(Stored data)
---+---

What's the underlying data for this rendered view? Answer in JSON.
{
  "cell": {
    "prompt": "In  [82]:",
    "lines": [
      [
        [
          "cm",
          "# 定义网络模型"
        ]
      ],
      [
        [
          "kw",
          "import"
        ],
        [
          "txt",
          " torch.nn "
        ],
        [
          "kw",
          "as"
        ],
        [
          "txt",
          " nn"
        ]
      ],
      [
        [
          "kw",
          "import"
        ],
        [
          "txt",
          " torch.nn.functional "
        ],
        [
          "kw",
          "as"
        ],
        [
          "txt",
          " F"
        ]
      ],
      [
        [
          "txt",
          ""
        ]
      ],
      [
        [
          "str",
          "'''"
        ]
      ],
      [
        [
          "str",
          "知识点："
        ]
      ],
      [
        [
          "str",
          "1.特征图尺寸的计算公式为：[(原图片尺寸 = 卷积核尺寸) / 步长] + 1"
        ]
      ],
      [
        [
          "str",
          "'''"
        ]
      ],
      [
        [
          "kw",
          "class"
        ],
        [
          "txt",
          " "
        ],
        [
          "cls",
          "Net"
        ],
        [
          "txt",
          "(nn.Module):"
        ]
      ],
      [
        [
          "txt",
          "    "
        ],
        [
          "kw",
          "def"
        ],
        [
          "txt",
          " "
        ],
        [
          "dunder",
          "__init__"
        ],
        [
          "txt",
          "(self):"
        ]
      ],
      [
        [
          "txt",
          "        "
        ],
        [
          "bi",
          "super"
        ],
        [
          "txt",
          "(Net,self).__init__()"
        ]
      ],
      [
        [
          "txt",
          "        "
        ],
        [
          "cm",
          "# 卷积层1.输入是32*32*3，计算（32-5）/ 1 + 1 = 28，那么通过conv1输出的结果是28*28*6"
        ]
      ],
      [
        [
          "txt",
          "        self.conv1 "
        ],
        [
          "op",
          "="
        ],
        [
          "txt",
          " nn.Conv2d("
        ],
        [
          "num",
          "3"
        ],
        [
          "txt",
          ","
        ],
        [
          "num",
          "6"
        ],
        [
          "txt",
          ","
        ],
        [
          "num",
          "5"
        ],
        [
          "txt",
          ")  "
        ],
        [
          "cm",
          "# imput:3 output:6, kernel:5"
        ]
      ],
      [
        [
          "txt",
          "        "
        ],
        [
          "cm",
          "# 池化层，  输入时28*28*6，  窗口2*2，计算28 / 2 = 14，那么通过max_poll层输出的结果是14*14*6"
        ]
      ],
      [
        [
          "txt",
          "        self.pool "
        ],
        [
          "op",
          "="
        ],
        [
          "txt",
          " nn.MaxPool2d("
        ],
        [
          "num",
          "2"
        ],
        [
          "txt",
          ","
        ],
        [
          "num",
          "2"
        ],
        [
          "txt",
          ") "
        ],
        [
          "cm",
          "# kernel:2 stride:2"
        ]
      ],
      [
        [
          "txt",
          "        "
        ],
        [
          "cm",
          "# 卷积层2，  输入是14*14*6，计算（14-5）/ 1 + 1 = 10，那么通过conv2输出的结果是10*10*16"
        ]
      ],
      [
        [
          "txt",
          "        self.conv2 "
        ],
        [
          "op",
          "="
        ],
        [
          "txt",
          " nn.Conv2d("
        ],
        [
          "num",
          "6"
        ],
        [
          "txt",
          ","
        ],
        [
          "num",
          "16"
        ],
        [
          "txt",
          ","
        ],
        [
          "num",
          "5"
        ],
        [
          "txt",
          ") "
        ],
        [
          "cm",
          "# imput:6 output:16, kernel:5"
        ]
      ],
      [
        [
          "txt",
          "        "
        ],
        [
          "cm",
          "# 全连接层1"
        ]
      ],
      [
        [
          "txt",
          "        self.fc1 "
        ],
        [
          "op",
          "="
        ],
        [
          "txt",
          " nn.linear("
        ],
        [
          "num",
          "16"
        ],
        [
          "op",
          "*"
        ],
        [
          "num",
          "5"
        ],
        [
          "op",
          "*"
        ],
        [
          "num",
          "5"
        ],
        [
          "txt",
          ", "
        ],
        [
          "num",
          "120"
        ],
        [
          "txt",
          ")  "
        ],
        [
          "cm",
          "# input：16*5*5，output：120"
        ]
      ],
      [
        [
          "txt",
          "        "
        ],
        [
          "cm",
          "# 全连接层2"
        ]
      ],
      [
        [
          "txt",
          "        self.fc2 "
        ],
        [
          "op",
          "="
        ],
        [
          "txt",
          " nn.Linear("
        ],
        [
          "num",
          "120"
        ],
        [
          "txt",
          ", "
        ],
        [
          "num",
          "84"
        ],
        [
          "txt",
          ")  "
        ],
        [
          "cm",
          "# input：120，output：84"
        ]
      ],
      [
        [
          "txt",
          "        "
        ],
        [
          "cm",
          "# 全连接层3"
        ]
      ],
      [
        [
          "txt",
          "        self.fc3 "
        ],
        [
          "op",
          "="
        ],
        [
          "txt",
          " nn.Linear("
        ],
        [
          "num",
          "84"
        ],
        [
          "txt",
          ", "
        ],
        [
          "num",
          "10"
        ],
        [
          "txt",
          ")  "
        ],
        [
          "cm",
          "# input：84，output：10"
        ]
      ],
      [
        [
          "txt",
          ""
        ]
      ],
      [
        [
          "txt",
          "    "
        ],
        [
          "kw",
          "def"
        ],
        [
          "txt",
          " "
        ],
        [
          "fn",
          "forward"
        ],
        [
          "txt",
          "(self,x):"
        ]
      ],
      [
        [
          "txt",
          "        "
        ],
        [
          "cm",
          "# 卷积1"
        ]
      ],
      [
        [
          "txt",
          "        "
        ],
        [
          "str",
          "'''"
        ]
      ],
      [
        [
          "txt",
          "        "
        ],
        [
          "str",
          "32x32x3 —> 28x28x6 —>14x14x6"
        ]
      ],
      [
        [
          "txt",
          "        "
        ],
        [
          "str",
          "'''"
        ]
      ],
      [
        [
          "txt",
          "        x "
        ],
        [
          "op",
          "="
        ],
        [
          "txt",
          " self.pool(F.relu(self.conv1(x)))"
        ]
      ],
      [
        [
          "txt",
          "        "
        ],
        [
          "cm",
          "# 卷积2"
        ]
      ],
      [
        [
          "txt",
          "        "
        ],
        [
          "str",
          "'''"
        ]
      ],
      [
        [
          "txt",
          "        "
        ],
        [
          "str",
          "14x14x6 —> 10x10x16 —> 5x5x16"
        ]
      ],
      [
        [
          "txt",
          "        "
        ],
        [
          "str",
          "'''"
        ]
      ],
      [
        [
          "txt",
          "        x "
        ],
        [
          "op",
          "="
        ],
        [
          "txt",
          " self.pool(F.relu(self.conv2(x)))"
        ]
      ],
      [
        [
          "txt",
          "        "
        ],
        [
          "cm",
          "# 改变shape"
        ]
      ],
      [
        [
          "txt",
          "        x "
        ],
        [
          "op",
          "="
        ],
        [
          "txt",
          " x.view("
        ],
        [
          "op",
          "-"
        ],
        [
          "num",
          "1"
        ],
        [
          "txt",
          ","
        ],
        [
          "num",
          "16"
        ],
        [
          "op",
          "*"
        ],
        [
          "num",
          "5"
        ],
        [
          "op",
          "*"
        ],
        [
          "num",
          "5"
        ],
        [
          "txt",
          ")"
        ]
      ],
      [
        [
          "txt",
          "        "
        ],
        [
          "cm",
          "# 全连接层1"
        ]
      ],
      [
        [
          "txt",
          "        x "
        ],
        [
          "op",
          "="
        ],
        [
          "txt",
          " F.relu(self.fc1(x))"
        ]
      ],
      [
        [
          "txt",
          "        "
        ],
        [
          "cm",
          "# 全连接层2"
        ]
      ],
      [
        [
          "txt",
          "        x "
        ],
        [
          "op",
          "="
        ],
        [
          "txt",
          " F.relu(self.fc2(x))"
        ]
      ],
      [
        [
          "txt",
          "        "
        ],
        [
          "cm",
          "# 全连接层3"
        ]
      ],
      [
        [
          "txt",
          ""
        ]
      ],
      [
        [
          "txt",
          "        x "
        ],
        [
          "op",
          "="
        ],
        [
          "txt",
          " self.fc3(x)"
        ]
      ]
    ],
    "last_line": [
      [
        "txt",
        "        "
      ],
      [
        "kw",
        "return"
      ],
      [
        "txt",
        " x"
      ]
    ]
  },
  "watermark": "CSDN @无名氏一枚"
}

---+---

Count how many lines above carry the word "relu". Only the number is required.

4